### What to do
What is the number of lines in the entries that include the word "Joseph"? Respond with the number only.

Data items
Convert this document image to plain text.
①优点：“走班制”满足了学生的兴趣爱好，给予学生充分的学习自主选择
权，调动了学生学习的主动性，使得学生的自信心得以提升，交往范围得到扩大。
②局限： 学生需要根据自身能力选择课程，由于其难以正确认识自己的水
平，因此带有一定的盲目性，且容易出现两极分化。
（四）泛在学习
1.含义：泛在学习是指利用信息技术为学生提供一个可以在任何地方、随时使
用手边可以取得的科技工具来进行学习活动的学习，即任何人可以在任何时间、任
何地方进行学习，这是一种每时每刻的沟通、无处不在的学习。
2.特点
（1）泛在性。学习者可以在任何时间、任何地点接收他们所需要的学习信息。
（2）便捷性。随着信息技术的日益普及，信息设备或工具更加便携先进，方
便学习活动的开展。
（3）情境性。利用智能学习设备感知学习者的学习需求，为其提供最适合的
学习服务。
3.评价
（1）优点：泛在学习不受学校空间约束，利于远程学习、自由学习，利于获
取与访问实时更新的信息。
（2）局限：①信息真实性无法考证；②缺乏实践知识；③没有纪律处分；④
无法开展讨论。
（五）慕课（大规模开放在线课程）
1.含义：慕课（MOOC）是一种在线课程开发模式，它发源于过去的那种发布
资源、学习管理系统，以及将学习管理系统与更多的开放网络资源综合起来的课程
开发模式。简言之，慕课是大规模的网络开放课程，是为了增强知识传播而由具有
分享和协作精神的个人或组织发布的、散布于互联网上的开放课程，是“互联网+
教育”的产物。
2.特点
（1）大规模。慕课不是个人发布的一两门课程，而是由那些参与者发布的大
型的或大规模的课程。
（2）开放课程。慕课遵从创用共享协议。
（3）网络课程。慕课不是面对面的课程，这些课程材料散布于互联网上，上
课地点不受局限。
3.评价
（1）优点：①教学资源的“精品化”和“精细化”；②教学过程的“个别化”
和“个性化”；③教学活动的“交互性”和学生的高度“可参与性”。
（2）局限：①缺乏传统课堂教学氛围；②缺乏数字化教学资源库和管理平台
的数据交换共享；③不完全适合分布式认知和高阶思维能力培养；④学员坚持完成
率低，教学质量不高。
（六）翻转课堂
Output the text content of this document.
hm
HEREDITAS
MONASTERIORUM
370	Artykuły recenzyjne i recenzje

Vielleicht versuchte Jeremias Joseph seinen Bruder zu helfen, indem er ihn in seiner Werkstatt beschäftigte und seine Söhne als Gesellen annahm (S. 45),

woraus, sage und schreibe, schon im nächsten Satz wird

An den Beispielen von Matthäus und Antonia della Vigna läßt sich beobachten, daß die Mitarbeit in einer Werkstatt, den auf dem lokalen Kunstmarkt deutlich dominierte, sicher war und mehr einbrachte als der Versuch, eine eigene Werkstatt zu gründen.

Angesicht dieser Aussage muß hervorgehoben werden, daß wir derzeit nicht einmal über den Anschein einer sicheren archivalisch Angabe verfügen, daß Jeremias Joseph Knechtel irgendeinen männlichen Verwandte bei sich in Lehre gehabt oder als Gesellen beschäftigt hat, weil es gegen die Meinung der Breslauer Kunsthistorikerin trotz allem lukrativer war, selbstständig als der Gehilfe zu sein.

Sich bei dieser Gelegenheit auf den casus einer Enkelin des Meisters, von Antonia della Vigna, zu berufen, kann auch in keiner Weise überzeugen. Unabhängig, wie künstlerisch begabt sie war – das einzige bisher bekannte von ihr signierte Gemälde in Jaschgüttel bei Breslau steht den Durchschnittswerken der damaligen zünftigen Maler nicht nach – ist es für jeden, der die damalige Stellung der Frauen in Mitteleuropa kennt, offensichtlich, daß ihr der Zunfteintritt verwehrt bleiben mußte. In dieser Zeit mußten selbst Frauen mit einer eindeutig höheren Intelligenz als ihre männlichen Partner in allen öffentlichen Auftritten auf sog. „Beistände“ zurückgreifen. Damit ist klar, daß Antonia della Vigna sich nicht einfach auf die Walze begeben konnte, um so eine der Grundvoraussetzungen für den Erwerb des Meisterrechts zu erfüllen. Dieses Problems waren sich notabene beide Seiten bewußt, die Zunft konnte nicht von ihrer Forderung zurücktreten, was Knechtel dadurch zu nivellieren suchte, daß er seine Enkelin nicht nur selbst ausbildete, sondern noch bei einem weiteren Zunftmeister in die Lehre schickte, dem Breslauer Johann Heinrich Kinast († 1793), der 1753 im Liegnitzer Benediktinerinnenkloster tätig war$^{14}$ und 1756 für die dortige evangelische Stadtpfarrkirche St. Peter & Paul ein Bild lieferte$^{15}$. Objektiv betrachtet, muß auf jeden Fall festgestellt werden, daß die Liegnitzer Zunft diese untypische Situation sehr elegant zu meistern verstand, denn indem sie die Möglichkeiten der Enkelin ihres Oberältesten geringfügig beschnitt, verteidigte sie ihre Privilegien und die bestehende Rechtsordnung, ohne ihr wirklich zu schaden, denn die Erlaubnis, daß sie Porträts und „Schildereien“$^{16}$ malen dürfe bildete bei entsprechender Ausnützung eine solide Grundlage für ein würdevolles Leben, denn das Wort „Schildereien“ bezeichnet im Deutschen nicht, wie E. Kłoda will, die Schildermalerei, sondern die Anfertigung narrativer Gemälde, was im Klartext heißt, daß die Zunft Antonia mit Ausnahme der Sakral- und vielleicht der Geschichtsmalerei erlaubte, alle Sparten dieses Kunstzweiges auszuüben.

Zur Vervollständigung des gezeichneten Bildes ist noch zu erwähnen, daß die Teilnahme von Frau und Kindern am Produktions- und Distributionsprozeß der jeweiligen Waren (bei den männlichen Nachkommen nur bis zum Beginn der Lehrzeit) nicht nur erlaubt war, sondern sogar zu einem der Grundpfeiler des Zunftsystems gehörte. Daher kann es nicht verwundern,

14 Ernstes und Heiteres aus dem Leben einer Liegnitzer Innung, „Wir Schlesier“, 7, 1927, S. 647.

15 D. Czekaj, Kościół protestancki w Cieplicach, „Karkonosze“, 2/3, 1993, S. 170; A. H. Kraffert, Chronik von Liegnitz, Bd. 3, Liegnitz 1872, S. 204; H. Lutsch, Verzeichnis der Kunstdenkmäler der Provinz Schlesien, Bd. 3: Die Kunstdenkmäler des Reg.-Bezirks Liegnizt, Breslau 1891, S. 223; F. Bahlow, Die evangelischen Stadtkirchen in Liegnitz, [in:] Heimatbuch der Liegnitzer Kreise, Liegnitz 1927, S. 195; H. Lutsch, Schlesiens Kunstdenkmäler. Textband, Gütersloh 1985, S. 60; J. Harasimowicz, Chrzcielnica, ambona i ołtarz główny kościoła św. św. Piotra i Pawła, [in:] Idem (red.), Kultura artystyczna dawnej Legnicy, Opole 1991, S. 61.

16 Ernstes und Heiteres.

### Task response
2